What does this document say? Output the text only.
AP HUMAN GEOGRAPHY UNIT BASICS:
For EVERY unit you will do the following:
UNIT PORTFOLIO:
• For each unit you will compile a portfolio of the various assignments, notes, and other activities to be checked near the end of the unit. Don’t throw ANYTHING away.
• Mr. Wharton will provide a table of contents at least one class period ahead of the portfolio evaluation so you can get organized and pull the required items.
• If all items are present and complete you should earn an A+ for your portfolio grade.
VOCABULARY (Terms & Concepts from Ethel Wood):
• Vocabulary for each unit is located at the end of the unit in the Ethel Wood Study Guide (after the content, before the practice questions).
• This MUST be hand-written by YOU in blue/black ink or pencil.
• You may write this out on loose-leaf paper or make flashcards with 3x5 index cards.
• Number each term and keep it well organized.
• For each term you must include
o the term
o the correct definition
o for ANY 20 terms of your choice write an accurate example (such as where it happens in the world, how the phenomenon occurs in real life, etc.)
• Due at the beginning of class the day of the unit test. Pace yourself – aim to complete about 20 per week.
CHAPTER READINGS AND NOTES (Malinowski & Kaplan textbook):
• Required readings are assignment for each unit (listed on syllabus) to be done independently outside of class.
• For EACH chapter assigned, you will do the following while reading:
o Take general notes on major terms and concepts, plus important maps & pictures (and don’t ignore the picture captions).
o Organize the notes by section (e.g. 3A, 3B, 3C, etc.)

■ GIVEN TASK ■
The records above need to be transcribed in full. Keep every character unchanged.

■ RESULT OF THE EXERCISE ■
What does this document say? Output the text only.
AP HUMAN GEOGRAPHY UNIT BASICS:
For EVERY unit you will do the following:
UNIT PORTFOLIO:
• For each unit you will compile a portfolio of the various assignments, notes, and other activities to be checked near the end of the unit. Don’t throw ANYTHING away.
• Mr. Wharton will provide a table of contents at least one class period ahead of the portfolio evaluation so you can get organized and pull the required items.
• If all items are present and complete you should earn an A+ for your portfolio grade.
VOCABULARY (Terms & Concepts from Ethel Wood):
• Vocabulary for each unit is located at the end of the unit in the Ethel Wood Study Guide (after the content, before the practice questions).
• This MUST be hand-written by YOU in blue/black ink or pencil.
• You may write this out on loose-leaf paper or make flashcards with 3x5 index cards.
• Number each term and keep it well organized.
• For each term you must include
o the term
o the correct definition
o for ANY 20 terms of your choice write an accurate example (such as where it happens in the world, how the phenomenon occurs in real life, etc.)
• Due at the beginning of class the day of the unit test. Pace yourself – aim to complete about 20 per week.
CHAPTER READINGS AND NOTES (Malinowski & Kaplan textbook):
• Required readings are assignment for each unit (listed on syllabus) to be done independently outside of class.
• For EACH chapter assigned, you will do the following while reading:
o Take general notes on major terms and concepts, plus important maps & pictures (and don’t ignore the picture captions).
o Organize the notes by section (e.g. 3A, 3B, 3C, etc.)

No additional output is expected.